> Set problem
The listing below should be printed exactly, every line of it. Skip the pictures.

> Rows
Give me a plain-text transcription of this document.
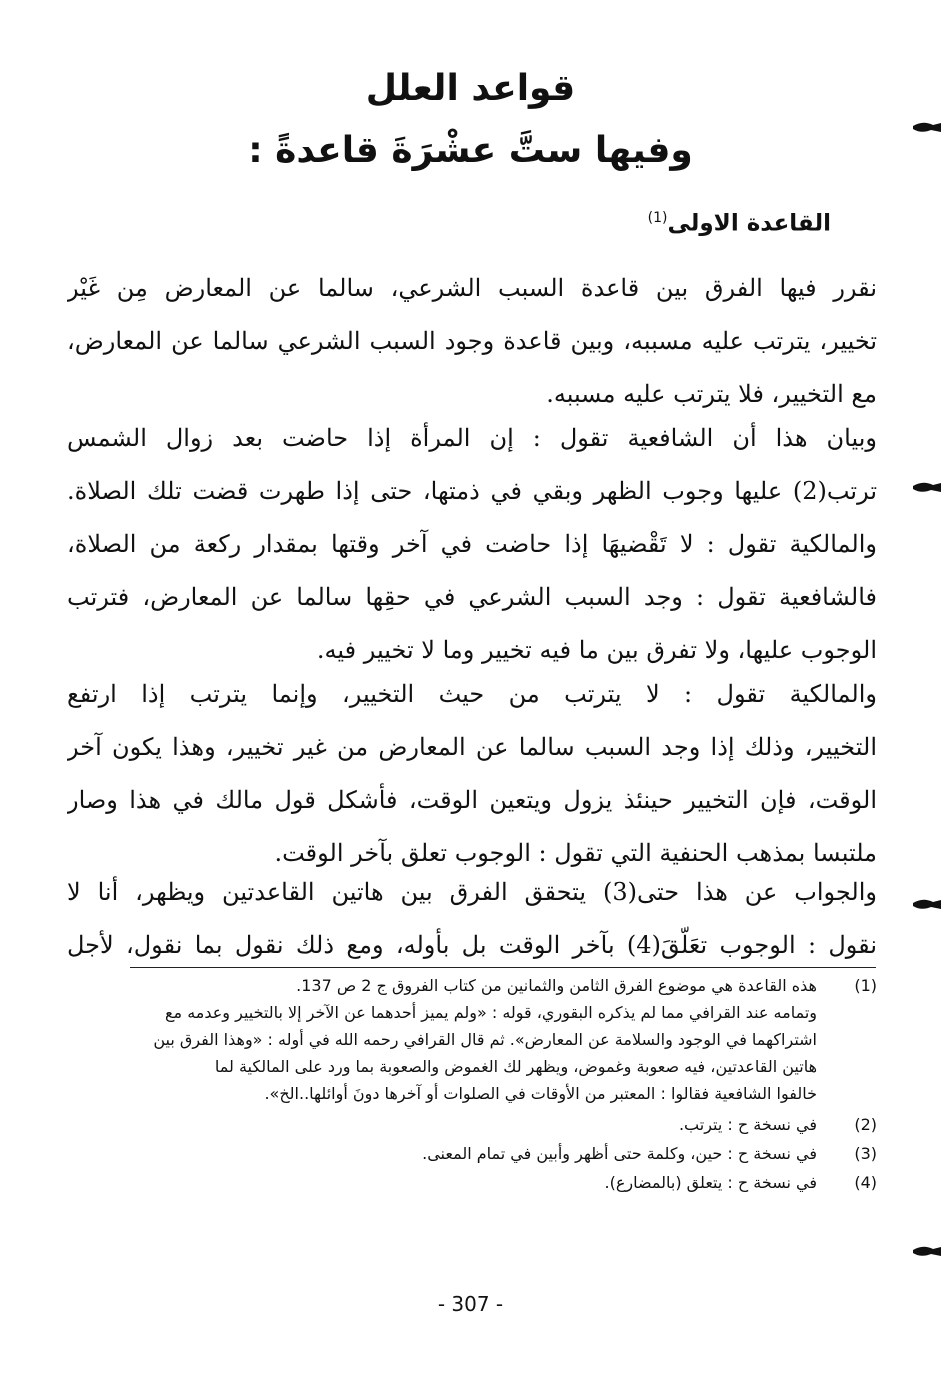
قواعد العلل
وفيها ستَّ عشْرَةَ قاعدةً :
القاعدة الاولى$^{(1)}$
نقرر فيها الفرق بين قاعدة السبب الشرعي، سالما عن المعارض مِن غَيْر
تخيير، يترتب عليه مسببه، وبين قاعدة وجود السبب الشرعي سالما عن المعارض،
مع التخيير، فلا يترتب عليه مسببه.
وبيان هذا أن الشافعية تقول : إن المرأة إذا حاضت بعد زوال الشمس
ترتب(2) عليها وجوب الظهر وبقي في ذمتها، حتى إذا طهرت قضت تلك الصلاة.
والمالكية تقول : لا تَقْضيهَا إذا حاضت في آخر وقتها بمقدار ركعة من الصلاة،
فالشافعية تقول : وجد السبب الشرعي في حقِها سالما عن المعارض، فترتب
الوجوب عليها، ولا تفرق بين ما فيه تخيير وما لا تخيير فيه.
والمالكية تقول : لا يترتب من حيث التخيير، وإنما يترتب إذا ارتفع
التخيير، وذلك إذا وجد السبب سالما عن المعارض من غير تخيير، وهذا يكون آخر
الوقت، فإن التخيير حينئذ يزول ويتعين الوقت، فأشكل قول مالك في هذا وصار
ملتبسا بمذهب الحنفية التي تقول : الوجوب تعلق بآخر الوقت.
والجواب عن هذا حتى(3) يتحقق الفرق بين هاتين القاعدتين ويظهر، أنا لا
نقول : الوجوب تعَلّقَ(4) بآخر الوقت بل بأوله، ومع ذلك نقول بما نقول، لأجل
(1)
هذه القاعدة هي موضوع الفرق الثامن والثمانين من كتاب الفروق ج 2 ص 137.
وتمامه عند القرافي مما لم يذكره البقوري، قوله : «ولم يميز أحدهما عن الآخر إلا بالتخيير وعدمه مع
اشتراكهما في الوجود والسلامة عن المعارض». ثم قال القرافي رحمه الله في أوله : «وهذا الفرق بين
هاتين القاعدتين، فيه صعوبة وغموض، ويظهر لك الغموض والصعوبة بما ورد على المالكية لما
خالفوا الشافعية فقالوا : المعتبر من الأوقات في الصلوات أو آخرها دونَ أوائلها..الخ».
(2)
في نسخة ح : يترتب.
(3)
في نسخة ح : حين، وكلمة حتى أظهر وأبين في تمام المعنى.
(4)
في نسخة ح : يتعلق (بالمضارع).
- 307 -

> Task output
Give me a plain-text transcription of this document.
قواعد العلل
وفيها ستَّ عشْرَةَ قاعدةً :
القاعدة الاولى$^{(1)}$
نقرر فيها الفرق بين قاعدة السبب الشرعي، سالما عن المعارض مِن غَيْر
تخيير، يترتب عليه مسببه، وبين قاعدة وجود السبب الشرعي سالما عن المعارض،
مع التخيير، فلا يترتب عليه مسببه.
وبيان هذا أن الشافعية تقول : إن المرأة إذا حاضت بعد زوال الشمس
ترتب(2) عليها وجوب الظهر وبقي في ذمتها، حتى إذا طهرت قضت تلك الصلاة.
والمالكية تقول : لا تَقْضيهَا إذا حاضت في آخر وقتها بمقدار ركعة من الصلاة،
فالشافعية تقول : وجد السبب الشرعي في حقِها سالما عن المعارض، فترتب
الوجوب عليها، ولا تفرق بين ما فيه تخيير وما لا تخيير فيه.
والمالكية تقول : لا يترتب من حيث التخيير، وإنما يترتب إذا ارتفع
التخيير، وذلك إذا وجد السبب سالما عن المعارض من غير تخيير، وهذا يكون آخر
الوقت، فإن التخيير حينئذ يزول ويتعين الوقت، فأشكل قول مالك في هذا وصار
ملتبسا بمذهب الحنفية التي تقول : الوجوب تعلق بآخر الوقت.
والجواب عن هذا حتى(3) يتحقق الفرق بين هاتين القاعدتين ويظهر، أنا لا
نقول : الوجوب تعَلّقَ(4) بآخر الوقت بل بأوله، ومع ذلك نقول بما نقول، لأجل
(1)
هذه القاعدة هي موضوع الفرق الثامن والثمانين من كتاب الفروق ج 2 ص 137.
وتمامه عند القرافي مما لم يذكره البقوري، قوله : «ولم يميز أحدهما عن الآخر إلا بالتخيير وعدمه مع
اشتراكهما في الوجود والسلامة عن المعارض». ثم قال القرافي رحمه الله في أوله : «وهذا الفرق بين
هاتين القاعدتين، فيه صعوبة وغموض، ويظهر لك الغموض والصعوبة بما ورد على المالكية لما
خالفوا الشافعية فقالوا : المعتبر من الأوقات في الصلوات أو آخرها دونَ أوائلها..الخ».
(2)
في نسخة ح : يترتب.
(3)
في نسخة ح : حين، وكلمة حتى أظهر وأبين في تمام المعنى.
(4)
في نسخة ح : يتعلق (بالمضارع).
- 307 -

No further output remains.